Tally every line of the listing where the string "คคลหร" is found, and state the total alone.

════════

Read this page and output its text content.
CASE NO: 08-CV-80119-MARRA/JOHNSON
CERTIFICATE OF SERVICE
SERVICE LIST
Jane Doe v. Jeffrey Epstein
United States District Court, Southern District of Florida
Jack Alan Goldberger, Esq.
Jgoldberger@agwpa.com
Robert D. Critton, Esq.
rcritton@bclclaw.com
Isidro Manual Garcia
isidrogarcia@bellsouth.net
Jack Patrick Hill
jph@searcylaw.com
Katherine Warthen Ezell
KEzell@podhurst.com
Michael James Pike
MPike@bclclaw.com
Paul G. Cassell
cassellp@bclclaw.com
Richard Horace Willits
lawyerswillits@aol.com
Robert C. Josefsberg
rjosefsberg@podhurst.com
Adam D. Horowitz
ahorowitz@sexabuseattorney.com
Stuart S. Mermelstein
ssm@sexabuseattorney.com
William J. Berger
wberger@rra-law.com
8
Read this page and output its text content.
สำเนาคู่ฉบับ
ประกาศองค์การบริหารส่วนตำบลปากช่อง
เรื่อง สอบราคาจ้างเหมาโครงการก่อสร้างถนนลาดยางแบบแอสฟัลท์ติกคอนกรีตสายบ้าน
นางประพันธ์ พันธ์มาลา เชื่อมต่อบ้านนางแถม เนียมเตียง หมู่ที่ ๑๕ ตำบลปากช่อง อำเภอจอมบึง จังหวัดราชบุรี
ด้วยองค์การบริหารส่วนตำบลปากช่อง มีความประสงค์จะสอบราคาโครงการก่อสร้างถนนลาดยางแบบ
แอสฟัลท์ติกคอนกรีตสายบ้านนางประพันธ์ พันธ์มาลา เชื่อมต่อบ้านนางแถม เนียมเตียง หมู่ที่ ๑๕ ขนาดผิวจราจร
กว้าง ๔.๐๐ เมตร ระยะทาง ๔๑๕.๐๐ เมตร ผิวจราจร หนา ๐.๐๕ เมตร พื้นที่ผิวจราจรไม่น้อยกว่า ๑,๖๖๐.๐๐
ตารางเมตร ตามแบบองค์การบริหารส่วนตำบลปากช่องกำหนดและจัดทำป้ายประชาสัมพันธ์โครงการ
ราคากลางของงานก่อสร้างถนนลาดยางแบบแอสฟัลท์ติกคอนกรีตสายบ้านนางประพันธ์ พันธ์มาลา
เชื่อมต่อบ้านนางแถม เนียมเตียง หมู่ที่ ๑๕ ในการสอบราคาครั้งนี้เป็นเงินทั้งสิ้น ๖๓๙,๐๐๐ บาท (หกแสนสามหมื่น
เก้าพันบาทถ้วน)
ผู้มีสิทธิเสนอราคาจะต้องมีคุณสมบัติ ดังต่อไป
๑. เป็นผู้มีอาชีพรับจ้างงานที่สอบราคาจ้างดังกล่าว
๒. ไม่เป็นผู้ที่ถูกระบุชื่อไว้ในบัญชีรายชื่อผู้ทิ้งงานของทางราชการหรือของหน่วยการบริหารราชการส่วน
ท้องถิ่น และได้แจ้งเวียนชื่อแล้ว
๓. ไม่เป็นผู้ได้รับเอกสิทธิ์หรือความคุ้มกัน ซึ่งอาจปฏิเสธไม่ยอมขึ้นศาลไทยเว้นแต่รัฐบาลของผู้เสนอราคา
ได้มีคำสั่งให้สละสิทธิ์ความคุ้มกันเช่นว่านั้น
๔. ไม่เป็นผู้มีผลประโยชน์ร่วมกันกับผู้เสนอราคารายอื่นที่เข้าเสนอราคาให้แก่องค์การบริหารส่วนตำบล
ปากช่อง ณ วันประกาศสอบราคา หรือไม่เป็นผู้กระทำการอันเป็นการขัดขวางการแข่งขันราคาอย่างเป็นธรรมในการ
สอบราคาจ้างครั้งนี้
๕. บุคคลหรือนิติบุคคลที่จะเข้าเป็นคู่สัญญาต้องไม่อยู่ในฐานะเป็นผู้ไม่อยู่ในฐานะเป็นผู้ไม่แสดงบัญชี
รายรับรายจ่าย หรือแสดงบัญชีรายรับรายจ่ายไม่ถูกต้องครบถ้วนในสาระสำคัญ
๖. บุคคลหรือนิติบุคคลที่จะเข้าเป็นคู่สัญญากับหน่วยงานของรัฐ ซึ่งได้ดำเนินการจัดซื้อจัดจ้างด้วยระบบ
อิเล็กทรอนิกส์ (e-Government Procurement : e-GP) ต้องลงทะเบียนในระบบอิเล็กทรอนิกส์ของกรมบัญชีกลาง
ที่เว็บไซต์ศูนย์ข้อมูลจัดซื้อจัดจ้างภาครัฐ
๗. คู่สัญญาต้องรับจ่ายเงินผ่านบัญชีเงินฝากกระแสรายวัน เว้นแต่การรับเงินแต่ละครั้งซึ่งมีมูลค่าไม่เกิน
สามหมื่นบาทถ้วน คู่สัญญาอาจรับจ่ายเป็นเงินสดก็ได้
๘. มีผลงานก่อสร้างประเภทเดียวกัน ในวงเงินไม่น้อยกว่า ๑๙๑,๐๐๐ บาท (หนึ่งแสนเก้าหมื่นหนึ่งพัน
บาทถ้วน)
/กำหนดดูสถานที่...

════════

- _EXERCISE SOLUTION_: 2